【BFS+優先佇列】HDU 3442 Three Kingdoms

/* 
Three Kingdoms
時間: 2017/02/25 
題意：劉備逃跑，從'$'逃到'!'，除了'.'和'C'能走其他不能走，走'C'處要受傷害，其他字母各有攻擊範圍和傷害值，
問劉備逃跑最少扣的血或不能逃到目的地
題解：全程搜尋 
先BFS搜尋每個有範圍字母能觸及到的位置儲存起來。
再從起點BFS到終點，但是注意要使用優先佇列優化這個BFS。。。
打的比較挫
*/  
#include<cstdio>
#include<cstring>
#include<cmath>
#include<iostream>
#include<algorithm>
#include<queue>
#include<stack>
#include<map>
using namespace std;
#define LL long long
#define N 105
#define INF 0x3f3f3f3f
const double esp = 1e-6;

struct node
{
    int x,y,vis,val;
    bool operator < ( const node& a )const
    {
        return val > a.val;
    }
};
struct point
{
    int x,y,s;
};
int dx[5] = {0,0,1,-1};
int dy[5] = {1,-1,0,0};
char ma[N][N];
bool vis[N][N];
int mp[N][N][10];
int n,m;
bool pan(int x,int y)
{
    if(x >= 0 && x < n && y >= 0 && y < m)
        return true;
    return false;
}
void BFS(int x, int y,int val,int step)
{
    queue<point> p;
    point now,next;
    now.x = x;
    now.y = y;
    now.s = 0;
    p.push(now);
    vis[x][y] = 1;
    while(!p.empty())

• _題目詳情_
請將這篇 Three Kingdoms 題解中從「return true;」一直到「while(!p.empty())」的部分重新寫出，並把其中的「now」全部換成「cur」。

• _原始資料_
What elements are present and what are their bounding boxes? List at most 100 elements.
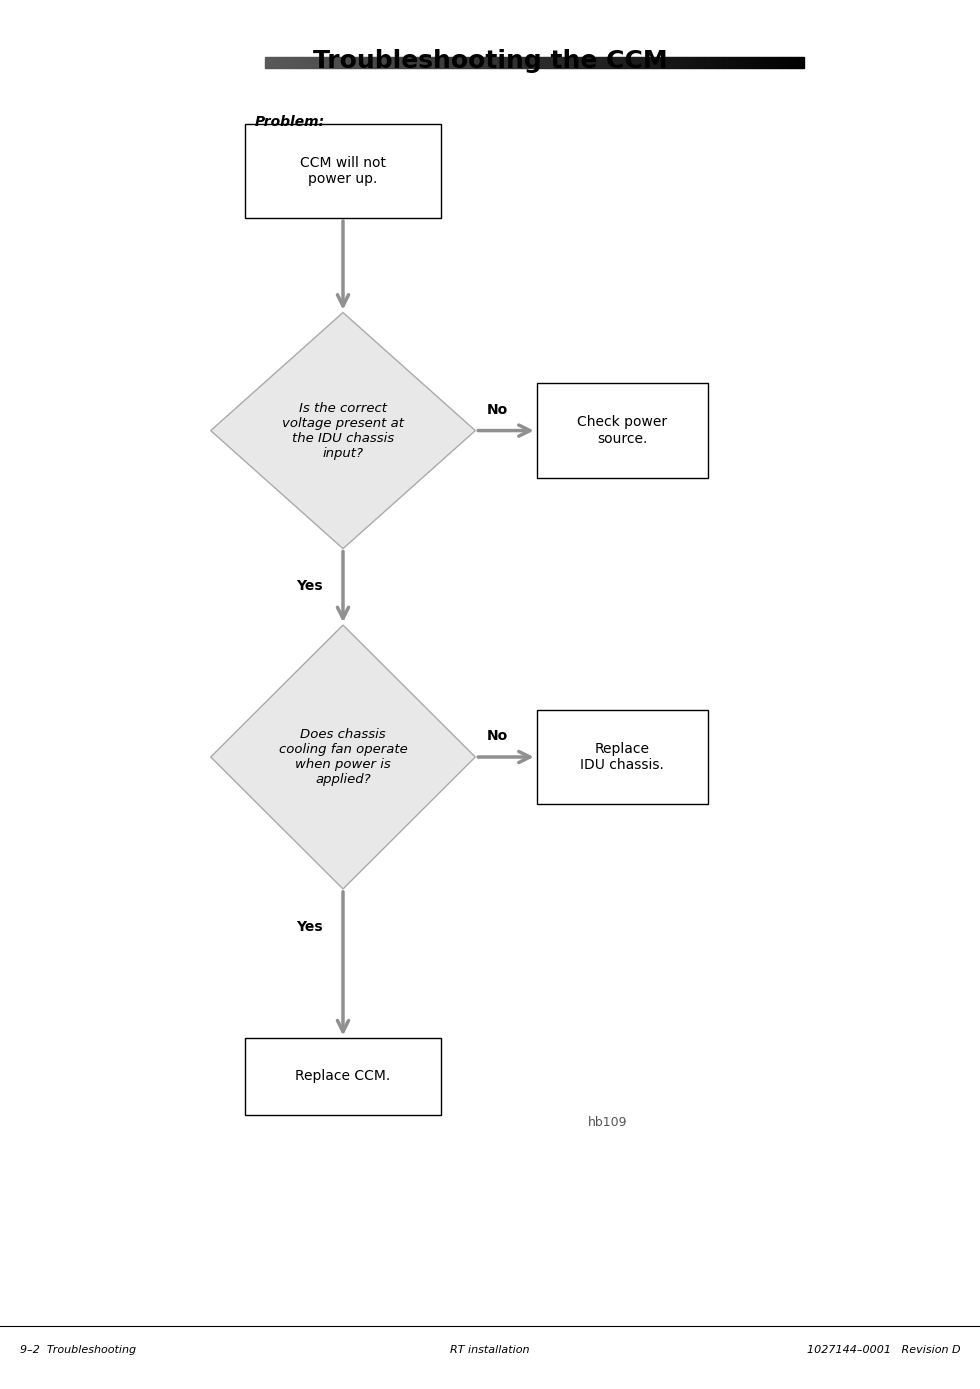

• _練習答案_
return true;
    return false;
}
void BFS(int x, int y,int val,int step)
{
    queue<point> p;
    point cur,next;
    cur.x = x;
    cur.y = y;
    cur.s = 0;
    p.push(cur);
    vis[x][y] = 1;
    while(!p.empty())